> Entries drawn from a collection
* Start *

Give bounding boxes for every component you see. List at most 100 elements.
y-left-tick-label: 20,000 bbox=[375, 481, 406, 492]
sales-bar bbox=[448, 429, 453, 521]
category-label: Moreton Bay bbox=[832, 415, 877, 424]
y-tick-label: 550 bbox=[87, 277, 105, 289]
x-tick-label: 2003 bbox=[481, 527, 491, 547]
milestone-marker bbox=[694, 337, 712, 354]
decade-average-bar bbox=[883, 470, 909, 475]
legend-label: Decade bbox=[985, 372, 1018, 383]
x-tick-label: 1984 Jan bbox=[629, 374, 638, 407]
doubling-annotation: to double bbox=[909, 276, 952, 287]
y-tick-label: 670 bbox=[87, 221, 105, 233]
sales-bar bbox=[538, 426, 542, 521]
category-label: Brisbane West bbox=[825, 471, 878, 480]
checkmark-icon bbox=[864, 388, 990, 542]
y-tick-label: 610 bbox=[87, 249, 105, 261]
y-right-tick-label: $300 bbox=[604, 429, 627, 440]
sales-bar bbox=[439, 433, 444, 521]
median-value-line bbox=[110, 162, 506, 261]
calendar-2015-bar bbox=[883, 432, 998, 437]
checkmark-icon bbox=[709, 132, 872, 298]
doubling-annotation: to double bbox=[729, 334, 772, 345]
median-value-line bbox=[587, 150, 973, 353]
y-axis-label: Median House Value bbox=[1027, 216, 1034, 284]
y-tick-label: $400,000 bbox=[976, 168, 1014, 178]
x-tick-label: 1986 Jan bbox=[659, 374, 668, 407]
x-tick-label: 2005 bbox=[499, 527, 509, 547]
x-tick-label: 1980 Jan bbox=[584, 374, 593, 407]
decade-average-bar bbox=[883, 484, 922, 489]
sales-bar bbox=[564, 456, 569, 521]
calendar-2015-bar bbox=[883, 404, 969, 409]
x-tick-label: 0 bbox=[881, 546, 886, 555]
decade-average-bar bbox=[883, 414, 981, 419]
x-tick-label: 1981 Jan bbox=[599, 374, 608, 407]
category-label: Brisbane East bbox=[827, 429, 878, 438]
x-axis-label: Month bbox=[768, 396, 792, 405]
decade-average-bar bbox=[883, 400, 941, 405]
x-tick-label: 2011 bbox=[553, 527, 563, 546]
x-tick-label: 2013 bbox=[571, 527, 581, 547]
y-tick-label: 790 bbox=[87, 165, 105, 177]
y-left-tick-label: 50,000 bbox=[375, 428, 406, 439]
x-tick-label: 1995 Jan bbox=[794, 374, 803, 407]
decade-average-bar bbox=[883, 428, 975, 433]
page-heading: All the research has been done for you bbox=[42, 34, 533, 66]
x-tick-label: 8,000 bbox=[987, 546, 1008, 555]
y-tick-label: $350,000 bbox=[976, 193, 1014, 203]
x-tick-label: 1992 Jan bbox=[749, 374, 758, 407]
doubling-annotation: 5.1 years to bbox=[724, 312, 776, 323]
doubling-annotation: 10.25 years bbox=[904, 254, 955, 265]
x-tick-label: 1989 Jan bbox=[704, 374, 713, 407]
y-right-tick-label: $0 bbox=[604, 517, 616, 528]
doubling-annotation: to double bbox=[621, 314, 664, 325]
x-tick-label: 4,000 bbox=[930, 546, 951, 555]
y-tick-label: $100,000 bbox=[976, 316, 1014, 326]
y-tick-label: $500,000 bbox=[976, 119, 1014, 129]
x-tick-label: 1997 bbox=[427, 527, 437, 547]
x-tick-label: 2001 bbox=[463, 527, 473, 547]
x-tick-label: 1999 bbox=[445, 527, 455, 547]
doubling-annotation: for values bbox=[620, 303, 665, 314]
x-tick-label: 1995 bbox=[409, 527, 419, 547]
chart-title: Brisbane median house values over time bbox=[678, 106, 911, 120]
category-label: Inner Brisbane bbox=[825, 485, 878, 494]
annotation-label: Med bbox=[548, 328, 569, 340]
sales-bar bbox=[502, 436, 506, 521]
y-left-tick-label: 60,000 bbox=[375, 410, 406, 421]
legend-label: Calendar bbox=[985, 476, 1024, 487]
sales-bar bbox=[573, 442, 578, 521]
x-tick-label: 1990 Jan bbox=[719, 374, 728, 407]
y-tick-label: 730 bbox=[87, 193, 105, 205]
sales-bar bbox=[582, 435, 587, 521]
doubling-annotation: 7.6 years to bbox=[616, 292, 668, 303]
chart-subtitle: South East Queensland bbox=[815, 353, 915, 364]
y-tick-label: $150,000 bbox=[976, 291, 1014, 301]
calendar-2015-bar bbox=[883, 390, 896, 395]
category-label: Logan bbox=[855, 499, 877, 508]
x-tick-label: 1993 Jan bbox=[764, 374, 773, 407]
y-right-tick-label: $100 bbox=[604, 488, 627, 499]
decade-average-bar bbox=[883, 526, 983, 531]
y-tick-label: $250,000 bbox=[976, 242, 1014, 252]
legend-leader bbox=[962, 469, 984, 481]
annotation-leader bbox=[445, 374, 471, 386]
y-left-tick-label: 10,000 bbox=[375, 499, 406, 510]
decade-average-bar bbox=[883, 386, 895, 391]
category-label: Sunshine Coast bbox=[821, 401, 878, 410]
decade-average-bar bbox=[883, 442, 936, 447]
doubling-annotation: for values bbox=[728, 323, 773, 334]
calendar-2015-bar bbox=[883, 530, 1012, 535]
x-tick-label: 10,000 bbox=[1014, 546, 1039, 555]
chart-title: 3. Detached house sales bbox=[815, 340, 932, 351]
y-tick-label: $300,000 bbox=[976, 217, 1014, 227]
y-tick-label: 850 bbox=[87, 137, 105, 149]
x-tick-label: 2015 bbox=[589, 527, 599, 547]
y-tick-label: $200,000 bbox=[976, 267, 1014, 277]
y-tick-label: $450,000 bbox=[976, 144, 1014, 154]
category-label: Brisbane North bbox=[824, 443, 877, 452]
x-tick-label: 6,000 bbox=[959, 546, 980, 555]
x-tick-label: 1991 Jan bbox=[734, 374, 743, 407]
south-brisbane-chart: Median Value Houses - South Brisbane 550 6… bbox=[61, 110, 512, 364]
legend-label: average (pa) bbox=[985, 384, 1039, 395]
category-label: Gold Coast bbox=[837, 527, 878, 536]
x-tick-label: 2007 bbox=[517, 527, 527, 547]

* End *

Print all of the records above again, line for line, without changing anything.

Give bounding boxes for every component you see. List at most 100 elements.
y-left-tick-label: 20,000 bbox=[375, 481, 406, 492]
sales-bar bbox=[448, 429, 453, 521]
category-label: Moreton Bay bbox=[832, 415, 877, 424]
y-tick-label: 550 bbox=[87, 277, 105, 289]
x-tick-label: 2003 bbox=[481, 527, 491, 547]
milestone-marker bbox=[694, 337, 712, 354]
decade-average-bar bbox=[883, 470, 909, 475]
legend-label: Decade bbox=[985, 372, 1018, 383]
x-tick-label: 1984 Jan bbox=[629, 374, 638, 407]
doubling-annotation: to double bbox=[909, 276, 952, 287]
y-tick-label: 670 bbox=[87, 221, 105, 233]
sales-bar bbox=[538, 426, 542, 521]
category-label: Brisbane West bbox=[825, 471, 878, 480]
checkmark-icon bbox=[864, 388, 990, 542]
y-tick-label: 610 bbox=[87, 249, 105, 261]
y-right-tick-label: $300 bbox=[604, 429, 627, 440]
sales-bar bbox=[439, 433, 444, 521]
median-value-line bbox=[110, 162, 506, 261]
calendar-2015-bar bbox=[883, 432, 998, 437]
checkmark-icon bbox=[709, 132, 872, 298]
doubling-annotation: to double bbox=[729, 334, 772, 345]
median-value-line bbox=[587, 150, 973, 353]
y-axis-label: Median House Value bbox=[1027, 216, 1034, 284]
y-tick-label: $400,000 bbox=[976, 168, 1014, 178]
x-tick-label: 1986 Jan bbox=[659, 374, 668, 407]
x-tick-label: 2005 bbox=[499, 527, 509, 547]
x-tick-label: 1980 Jan bbox=[584, 374, 593, 407]
decade-average-bar bbox=[883, 484, 922, 489]
sales-bar bbox=[564, 456, 569, 521]
calendar-2015-bar bbox=[883, 404, 969, 409]
x-tick-label: 0 bbox=[881, 546, 886, 555]
decade-average-bar bbox=[883, 414, 981, 419]
x-tick-label: 1981 Jan bbox=[599, 374, 608, 407]
category-label: Brisbane East bbox=[827, 429, 878, 438]
x-axis-label: Month bbox=[768, 396, 792, 405]
decade-average-bar bbox=[883, 400, 941, 405]
x-tick-label: 2011 bbox=[553, 527, 563, 546]
x-tick-label: 2013 bbox=[571, 527, 581, 547]
y-tick-label: 790 bbox=[87, 165, 105, 177]
y-left-tick-label: 50,000 bbox=[375, 428, 406, 439]
x-tick-label: 1995 Jan bbox=[794, 374, 803, 407]
decade-average-bar bbox=[883, 428, 975, 433]
page-heading: All the research has been done for you bbox=[42, 34, 533, 66]
x-tick-label: 8,000 bbox=[987, 546, 1008, 555]
y-tick-label: $350,000 bbox=[976, 193, 1014, 203]
x-tick-label: 1992 Jan bbox=[749, 374, 758, 407]
doubling-annotation: 5.1 years to bbox=[724, 312, 776, 323]
doubling-annotation: 10.25 years bbox=[904, 254, 955, 265]
x-tick-label: 1989 Jan bbox=[704, 374, 713, 407]
y-right-tick-label: $0 bbox=[604, 517, 616, 528]
doubling-annotation: to double bbox=[621, 314, 664, 325]
x-tick-label: 4,000 bbox=[930, 546, 951, 555]
y-tick-label: $100,000 bbox=[976, 316, 1014, 326]
y-tick-label: $500,000 bbox=[976, 119, 1014, 129]
x-tick-label: 1997 bbox=[427, 527, 437, 547]
x-tick-label: 2001 bbox=[463, 527, 473, 547]
x-tick-label: 1999 bbox=[445, 527, 455, 547]
doubling-annotation: for values bbox=[620, 303, 665, 314]
x-tick-label: 1995 bbox=[409, 527, 419, 547]
chart-title: Brisbane median house values over time bbox=[678, 106, 911, 120]
category-label: Inner Brisbane bbox=[825, 485, 878, 494]
annotation-label: Med bbox=[548, 328, 569, 340]
sales-bar bbox=[502, 436, 506, 521]
y-left-tick-label: 60,000 bbox=[375, 410, 406, 421]
legend-label: Calendar bbox=[985, 476, 1024, 487]
sales-bar bbox=[573, 442, 578, 521]
x-tick-label: 1990 Jan bbox=[719, 374, 728, 407]
y-tick-label: 730 bbox=[87, 193, 105, 205]
sales-bar bbox=[582, 435, 587, 521]
doubling-annotation: 7.6 years to bbox=[616, 292, 668, 303]
chart-subtitle: South East Queensland bbox=[815, 353, 915, 364]
y-tick-label: $150,000 bbox=[976, 291, 1014, 301]
calendar-2015-bar bbox=[883, 390, 896, 395]
category-label: Logan bbox=[855, 499, 877, 508]
x-tick-label: 1993 Jan bbox=[764, 374, 773, 407]
y-right-tick-label: $100 bbox=[604, 488, 627, 499]
decade-average-bar bbox=[883, 526, 983, 531]
y-tick-label: $250,000 bbox=[976, 242, 1014, 252]
legend-leader bbox=[962, 469, 984, 481]
annotation-leader bbox=[445, 374, 471, 386]
y-left-tick-label: 10,000 bbox=[375, 499, 406, 510]
decade-average-bar bbox=[883, 386, 895, 391]
category-label: Sunshine Coast bbox=[821, 401, 878, 410]
decade-average-bar bbox=[883, 442, 936, 447]
doubling-annotation: for values bbox=[728, 323, 773, 334]
calendar-2015-bar bbox=[883, 530, 1012, 535]
x-tick-label: 10,000 bbox=[1014, 546, 1039, 555]
chart-title: 3. Detached house sales bbox=[815, 340, 932, 351]
y-tick-label: $300,000 bbox=[976, 217, 1014, 227]
y-tick-label: 850 bbox=[87, 137, 105, 149]
x-tick-label: 2015 bbox=[589, 527, 599, 547]
y-tick-label: $200,000 bbox=[976, 267, 1014, 277]
y-tick-label: $450,000 bbox=[976, 144, 1014, 154]
category-label: Brisbane North bbox=[824, 443, 877, 452]
x-tick-label: 6,000 bbox=[959, 546, 980, 555]
x-tick-label: 1991 Jan bbox=[734, 374, 743, 407]
south-brisbane-chart: Median Value Houses - South Brisbane 550 6… bbox=[61, 110, 512, 364]
legend-label: average (pa) bbox=[985, 384, 1039, 395]
category-label: Gold Coast bbox=[837, 527, 878, 536]
x-tick-label: 2007 bbox=[517, 527, 527, 547]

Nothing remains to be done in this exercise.